— start of EXERCISE INPUTS —
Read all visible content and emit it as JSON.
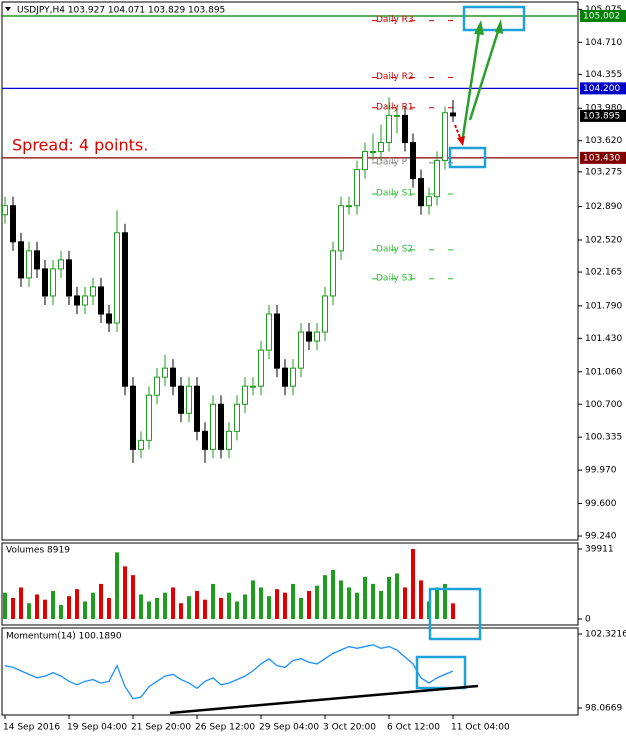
{
  "chart_data": {
    "type": "candlestick",
    "title": "USDJPY,H4 103.927 104.071 103.829 103.895",
    "annotation": "Spread: 4 points.",
    "categories": [
      "14 Sep 2016",
      null,
      null,
      null,
      null,
      null,
      null,
      null,
      "19 Sep 04:00",
      null,
      null,
      null,
      null,
      null,
      null,
      null,
      "21 Sep 20:00",
      null,
      null,
      null,
      null,
      null,
      null,
      null,
      "26 Sep 12:00",
      null,
      null,
      null,
      null,
      null,
      null,
      null,
      "29 Sep 04:00",
      null,
      null,
      null,
      null,
      null,
      null,
      null,
      "3 Oct 20:00",
      null,
      null,
      null,
      null,
      null,
      null,
      null,
      "6 Oct 12:00",
      null,
      null,
      null,
      null,
      null,
      null,
      null,
      "11 Oct 04:00"
    ],
    "open": [
      102.8,
      102.9,
      102.5,
      102.1,
      102.4,
      102.2,
      101.9,
      102.2,
      102.3,
      101.9,
      101.8,
      101.9,
      102.0,
      101.7,
      101.6,
      102.6,
      100.9,
      100.2,
      100.3,
      100.8,
      101.0,
      101.1,
      100.9,
      100.6,
      100.9,
      100.4,
      100.2,
      100.7,
      100.2,
      100.4,
      100.7,
      100.9,
      100.9,
      101.3,
      101.7,
      101.1,
      100.9,
      101.1,
      101.5,
      101.4,
      101.5,
      101.9,
      102.4,
      102.9,
      102.9,
      103.3,
      103.5,
      103.5,
      103.6,
      103.9,
      103.9,
      103.6,
      103.2,
      102.9,
      103.0,
      103.4,
      103.927
    ],
    "high": [
      103.0,
      103.0,
      102.6,
      102.5,
      102.5,
      102.3,
      102.3,
      102.4,
      102.4,
      102.0,
      102.0,
      102.1,
      102.1,
      101.8,
      102.85,
      102.7,
      101.0,
      100.4,
      100.9,
      101.1,
      101.25,
      101.2,
      101.0,
      101.0,
      101.0,
      100.5,
      100.8,
      100.8,
      100.5,
      100.8,
      101.0,
      101.0,
      101.4,
      101.8,
      101.8,
      101.2,
      101.2,
      101.6,
      101.6,
      101.6,
      102.0,
      102.5,
      103.0,
      103.0,
      103.4,
      103.6,
      103.7,
      103.8,
      104.1,
      104.0,
      104.0,
      103.7,
      103.3,
      103.1,
      103.5,
      104.0,
      104.071
    ],
    "low": [
      102.7,
      102.4,
      102.0,
      102.0,
      102.1,
      101.8,
      101.8,
      102.1,
      101.8,
      101.7,
      101.7,
      101.8,
      101.6,
      101.5,
      101.5,
      100.8,
      100.05,
      100.1,
      100.2,
      100.7,
      100.9,
      100.8,
      100.5,
      100.5,
      100.3,
      100.05,
      100.1,
      100.1,
      100.1,
      100.3,
      100.6,
      100.8,
      100.8,
      101.2,
      101.0,
      100.8,
      100.8,
      101.0,
      101.3,
      101.3,
      101.4,
      101.8,
      102.3,
      102.8,
      102.8,
      103.2,
      103.4,
      103.4,
      103.5,
      103.7,
      103.5,
      103.1,
      102.8,
      102.8,
      102.9,
      103.3,
      103.829
    ],
    "close": [
      102.9,
      102.5,
      102.1,
      102.4,
      102.2,
      101.9,
      102.2,
      102.3,
      101.9,
      101.8,
      101.9,
      102.0,
      101.7,
      101.6,
      102.6,
      100.9,
      100.2,
      100.3,
      100.8,
      101.0,
      101.1,
      100.9,
      100.6,
      100.9,
      100.4,
      100.2,
      100.7,
      100.2,
      100.4,
      100.7,
      100.9,
      100.9,
      101.3,
      101.7,
      101.1,
      100.9,
      101.1,
      101.5,
      101.4,
      101.5,
      101.9,
      102.4,
      102.9,
      102.9,
      103.3,
      103.5,
      103.5,
      103.6,
      103.9,
      103.9,
      103.6,
      103.2,
      102.9,
      103.0,
      103.4,
      103.93,
      103.895
    ],
    "up_color": "#1f9d1f",
    "down_color": "#000000",
    "ylim": [
      99.196,
      105.157
    ],
    "yticks": [
      {
        "value": 105.075,
        "label": "105.075"
      },
      {
        "value": 104.71,
        "label": "104.710"
      },
      {
        "value": 104.355,
        "label": "104.355"
      },
      {
        "value": 103.98,
        "label": "103.980"
      },
      {
        "value": 103.62,
        "label": "103.620"
      },
      {
        "value": 103.275,
        "label": "103.275"
      },
      {
        "value": 102.89,
        "label": "102.890"
      },
      {
        "value": 102.52,
        "label": "102.520"
      },
      {
        "value": 102.165,
        "label": "102.165"
      },
      {
        "value": 101.79,
        "label": "101.790"
      },
      {
        "value": 101.43,
        "label": "101.430"
      },
      {
        "value": 101.06,
        "label": "101.060"
      },
      {
        "value": 100.7,
        "label": "100.700"
      },
      {
        "value": 100.335,
        "label": "100.335"
      },
      {
        "value": 99.97,
        "label": "99.970"
      },
      {
        "value": 99.6,
        "label": "99.600"
      },
      {
        "value": 99.24,
        "label": "99.240"
      }
    ],
    "levels": [
      {
        "value": 105.002,
        "label": "105.002",
        "color": "#008000"
      },
      {
        "value": 104.2,
        "label": "104.200",
        "color": "#0000c8"
      },
      {
        "value": 103.43,
        "label": "103.430",
        "color": "#800000"
      },
      {
        "value": 103.895,
        "label": "103.895",
        "color": "#000000"
      }
    ],
    "pivots": [
      {
        "name": "Daily R3",
        "value": 104.95,
        "color": "#cc0000"
      },
      {
        "name": "Daily R2",
        "value": 104.32,
        "color": "#cc0000"
      },
      {
        "name": "Daily R1",
        "value": 103.985,
        "color": "#cc0000"
      },
      {
        "name": "Daily P",
        "value": 103.375,
        "color": "#808080"
      },
      {
        "name": "Daily S1",
        "value": 103.03,
        "color": "#2eb82e"
      },
      {
        "name": "Daily S2",
        "value": 102.41,
        "color": "#2eb82e"
      },
      {
        "name": "Daily S3",
        "value": 102.09,
        "color": "#2eb82e"
      }
    ],
    "volume": {
      "label": "Volumes 8919",
      "up_color": "#1f9d1f",
      "down_color": "#e00000",
      "values": [
        15000,
        12000,
        18000,
        9000,
        14000,
        11000,
        16000,
        8000,
        13000,
        17000,
        10000,
        15000,
        20000,
        12000,
        38000,
        30000,
        25000,
        14000,
        10000,
        12000,
        15000,
        18000,
        9000,
        13000,
        16000,
        11000,
        20000,
        12000,
        15000,
        10000,
        14000,
        22000,
        18000,
        13000,
        17000,
        15000,
        20000,
        12000,
        16000,
        19000,
        25000,
        28000,
        22000,
        18000,
        15000,
        24000,
        20000,
        16000,
        24000,
        26000,
        18000,
        39911,
        22000,
        10000,
        18000,
        20000,
        8919
      ],
      "ylim": [
        -3421,
        43332
      ],
      "yticks": [
        39911,
        0
      ]
    },
    "momentum": {
      "label": "Momentum(14) 100.1890",
      "color": "#1e90ff",
      "values": [
        100.5,
        100.4,
        100.2,
        100.0,
        99.8,
        99.9,
        100.1,
        99.9,
        99.6,
        99.4,
        99.6,
        99.7,
        99.5,
        99.6,
        100.5,
        99.3,
        98.6,
        98.7,
        99.3,
        99.6,
        99.9,
        100.0,
        99.7,
        99.5,
        99.2,
        99.6,
        99.8,
        99.4,
        99.5,
        99.7,
        99.9,
        100.2,
        100.6,
        100.9,
        100.5,
        100.4,
        100.8,
        100.9,
        100.7,
        100.6,
        100.9,
        101.2,
        101.4,
        101.6,
        101.5,
        101.6,
        101.7,
        101.5,
        101.6,
        101.4,
        101.0,
        100.6,
        99.8,
        99.5,
        99.8,
        100.0,
        100.189
      ],
      "ylim": [
        97.664,
        102.667
      ],
      "yticks": [
        {
          "value": 102.3216,
          "label": "102.3216"
        },
        {
          "value": 98.0669,
          "label": "98.0669"
        }
      ]
    }
  }
}
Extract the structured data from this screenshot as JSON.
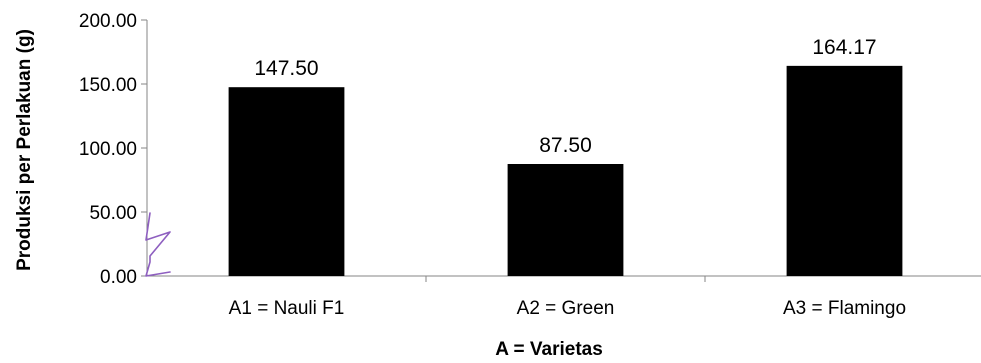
{
  "chart_data": {
    "type": "bar",
    "title": "",
    "xlabel": "A = Varietas",
    "ylabel": "Produksi per Perlakuan (g)",
    "categories": [
      "A1 = Nauli F1",
      "A2 = Green",
      "A3 = Flamingo"
    ],
    "values": [
      147.5,
      87.5,
      164.17
    ],
    "value_labels": [
      "147.50",
      "87.50",
      "164.17"
    ],
    "ylim": [
      0,
      200
    ],
    "yticks": [
      0,
      50,
      100,
      150,
      200
    ],
    "ytick_labels": [
      "0.00",
      "50.00",
      "100.00",
      "150.00",
      "200.00"
    ],
    "grid": false,
    "legend": "none",
    "bar_color": "#000000",
    "annotation_color": "#8e5fc0"
  }
}
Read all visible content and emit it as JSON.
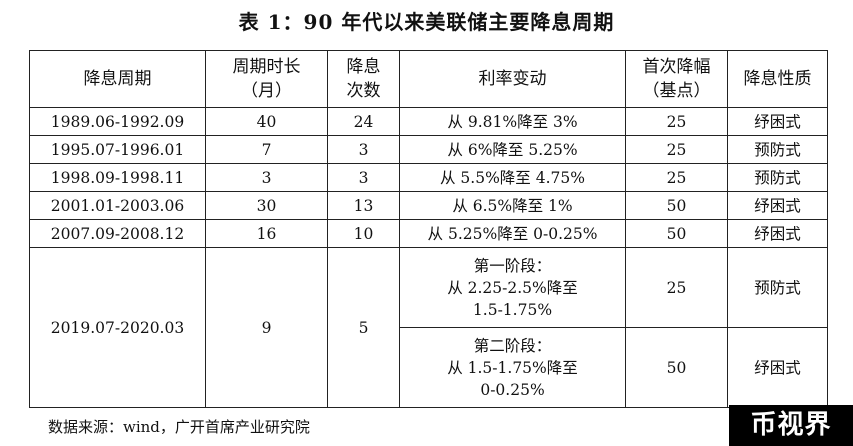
{
  "title": "表 1：90 年代以来美联储主要降息周期",
  "headers": {
    "period": "降息周期",
    "duration_l1": "周期时长",
    "duration_l2": "（月）",
    "count_l1": "降息",
    "count_l2": "次数",
    "rate_change": "利率变动",
    "first_cut_l1": "首次降幅",
    "first_cut_l2": "（基点）",
    "nature": "降息性质"
  },
  "rows": [
    {
      "period": "1989.06-1992.09",
      "duration": "40",
      "count": "24",
      "rate_change": "从 9.81%降至 3%",
      "first_cut": "25",
      "nature": "纾困式"
    },
    {
      "period": "1995.07-1996.01",
      "duration": "7",
      "count": "3",
      "rate_change": "从 6%降至 5.25%",
      "first_cut": "25",
      "nature": "预防式"
    },
    {
      "period": "1998.09-1998.11",
      "duration": "3",
      "count": "3",
      "rate_change": "从 5.5%降至 4.75%",
      "first_cut": "25",
      "nature": "预防式"
    },
    {
      "period": "2001.01-2003.06",
      "duration": "30",
      "count": "13",
      "rate_change": "从 6.5%降至 1%",
      "first_cut": "50",
      "nature": "纾困式"
    },
    {
      "period": "2007.09-2008.12",
      "duration": "16",
      "count": "10",
      "rate_change": "从 5.25%降至 0-0.25%",
      "first_cut": "50",
      "nature": "纾困式"
    }
  ],
  "last": {
    "period": "2019.07-2020.03",
    "duration": "9",
    "count": "5",
    "stage1": {
      "l1": "第一阶段：",
      "l2": "从 2.25-2.5%降至",
      "l3": "1.5-1.75%",
      "first_cut": "25",
      "nature": "预防式"
    },
    "stage2": {
      "l1": "第二阶段：",
      "l2": "从 1.5-1.75%降至",
      "l3": "0-0.25%",
      "first_cut": "50",
      "nature": "纾困式"
    }
  },
  "source": "数据来源：wind，广开首席产业研究院",
  "watermark": "币视界"
}
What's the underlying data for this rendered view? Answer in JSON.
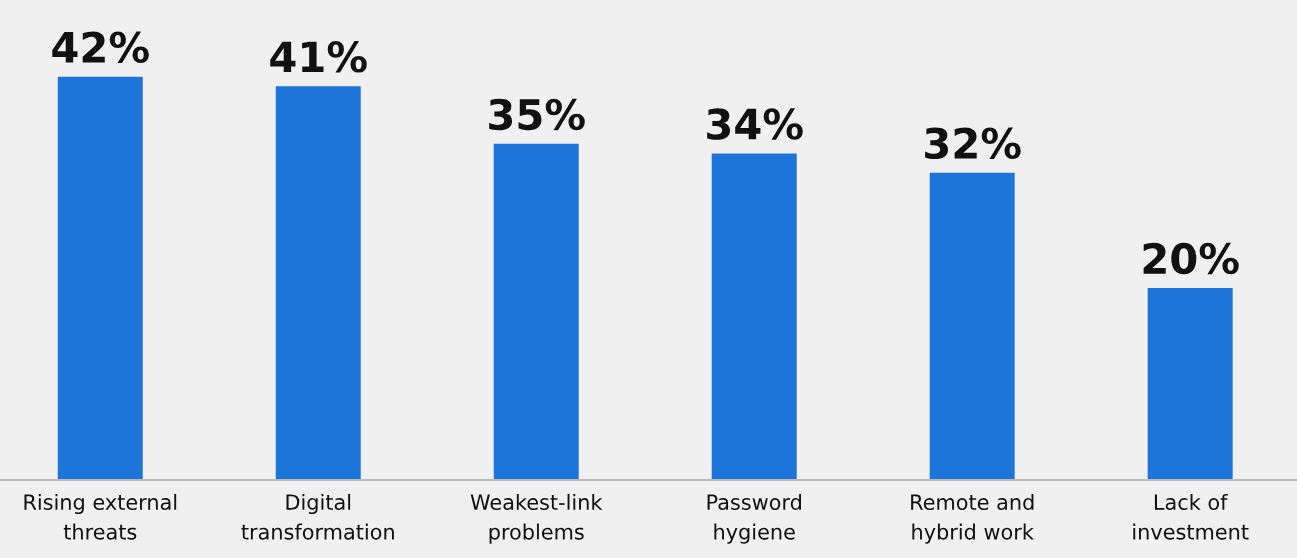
{
  "chart_data": {
    "type": "bar",
    "categories": [
      "Rising external\nthreats",
      "Digital\ntransformation",
      "Weakest-link\nproblems",
      "Password\nhygiene",
      "Remote and\nhybrid work",
      "Lack of\ninvestment"
    ],
    "values": [
      42,
      41,
      35,
      34,
      32,
      20
    ],
    "value_labels": [
      "42%",
      "41%",
      "35%",
      "34%",
      "32%",
      "20%"
    ],
    "color": "#1e75d9",
    "grid": false,
    "legend": false
  }
}
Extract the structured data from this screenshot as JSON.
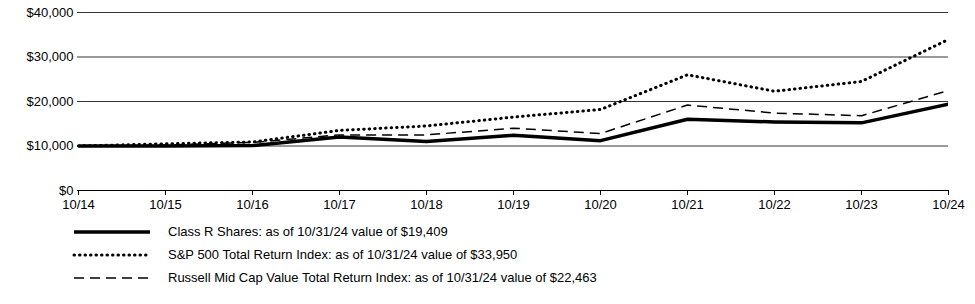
{
  "chart_data": {
    "type": "line",
    "categories": [
      "10/14",
      "10/15",
      "10/16",
      "10/17",
      "10/18",
      "10/19",
      "10/20",
      "10/21",
      "10/22",
      "10/23",
      "10/24"
    ],
    "series": [
      {
        "name": "Class R Shares: as of 10/31/24 value of $19,409",
        "color": "#000000",
        "line_style": "solid",
        "values": [
          10000,
          10000,
          10100,
          12000,
          11000,
          12400,
          11200,
          16000,
          15400,
          15200,
          19409
        ]
      },
      {
        "name": "S&P 500 Total Return Index: as of 10/31/24 value of $33,950",
        "color": "#000000",
        "line_style": "dotted",
        "values": [
          10000,
          10500,
          10900,
          13500,
          14500,
          16500,
          18200,
          26000,
          22300,
          24500,
          33950
        ]
      },
      {
        "name": "Russell Mid Cap Value Total Return Index: as of 10/31/24 value of $22,463",
        "color": "#000000",
        "line_style": "dashed",
        "values": [
          10000,
          10200,
          10800,
          12500,
          12500,
          14000,
          12800,
          19200,
          17400,
          16800,
          22463
        ]
      }
    ],
    "ylim": [
      0,
      40000
    ],
    "yticks": [
      {
        "value": 0,
        "label": "$0"
      },
      {
        "value": 10000,
        "label": "$10,000"
      },
      {
        "value": 20000,
        "label": "$20,000"
      },
      {
        "value": 30000,
        "label": "$30,000"
      },
      {
        "value": 40000,
        "label": "$40,000"
      }
    ],
    "grid": true,
    "legend": "bottom"
  }
}
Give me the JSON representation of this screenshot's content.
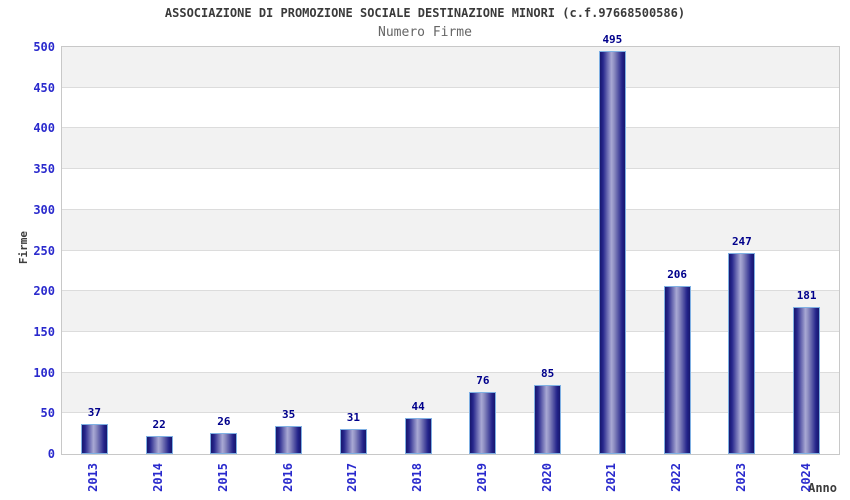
{
  "chart_data": {
    "type": "bar",
    "title": "ASSOCIAZIONE DI PROMOZIONE SOCIALE DESTINAZIONE MINORI (c.f.97668500586)",
    "subtitle": "Numero Firme",
    "categories": [
      "2013",
      "2014",
      "2015",
      "2016",
      "2017",
      "2018",
      "2019",
      "2020",
      "2021",
      "2022",
      "2023",
      "2024"
    ],
    "values": [
      37,
      22,
      26,
      35,
      31,
      44,
      76,
      85,
      495,
      206,
      247,
      181
    ],
    "xlabel": "Anno",
    "ylabel": "Firme",
    "ylim": [
      0,
      500
    ],
    "ytick_step": 50,
    "ytick_labels": [
      "0",
      "50",
      "100",
      "150",
      "200",
      "250",
      "300",
      "350",
      "400",
      "450",
      "500"
    ],
    "grid": "horizontal",
    "legend": "none",
    "colors": {
      "bar_dark": "#17176e",
      "bar_mid": "#a9a9d4",
      "bar_border": "#7fb0e3",
      "band_gray": "#f2f2f2",
      "band_white": "#ffffff",
      "gridline": "#dcdcdc",
      "plot_border": "#c8c8c8",
      "tick_label": "#2a2acd",
      "value_label": "#00008b",
      "axis_title": "#3c3c3c",
      "title": "#3a3a3a",
      "subtitle": "#666666"
    }
  }
}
— end of EXERCISE INPUTS —
DIRECTIONS FOR THIS TASK -> Your task is to output exactly the lines from the line containing "Give me the" through the last line, inclusive, leaving every picture out.

OUTPUT BELOW ->
Give me the JSON representation of this screenshot's content.
{
  "chart_data": {
    "type": "bar",
    "title": "ASSOCIAZIONE DI PROMOZIONE SOCIALE DESTINAZIONE MINORI (c.f.97668500586)",
    "subtitle": "Numero Firme",
    "categories": [
      "2013",
      "2014",
      "2015",
      "2016",
      "2017",
      "2018",
      "2019",
      "2020",
      "2021",
      "2022",
      "2023",
      "2024"
    ],
    "values": [
      37,
      22,
      26,
      35,
      31,
      44,
      76,
      85,
      495,
      206,
      247,
      181
    ],
    "xlabel": "Anno",
    "ylabel": "Firme",
    "ylim": [
      0,
      500
    ],
    "ytick_step": 50,
    "ytick_labels": [
      "0",
      "50",
      "100",
      "150",
      "200",
      "250",
      "300",
      "350",
      "400",
      "450",
      "500"
    ],
    "grid": "horizontal",
    "legend": "none",
    "colors": {
      "bar_dark": "#17176e",
      "bar_mid": "#a9a9d4",
      "bar_border": "#7fb0e3",
      "band_gray": "#f2f2f2",
      "band_white": "#ffffff",
      "gridline": "#dcdcdc",
      "plot_border": "#c8c8c8",
      "tick_label": "#2a2acd",
      "value_label": "#00008b",
      "axis_title": "#3c3c3c",
      "title": "#3a3a3a",
      "subtitle": "#666666"
    }
  }
}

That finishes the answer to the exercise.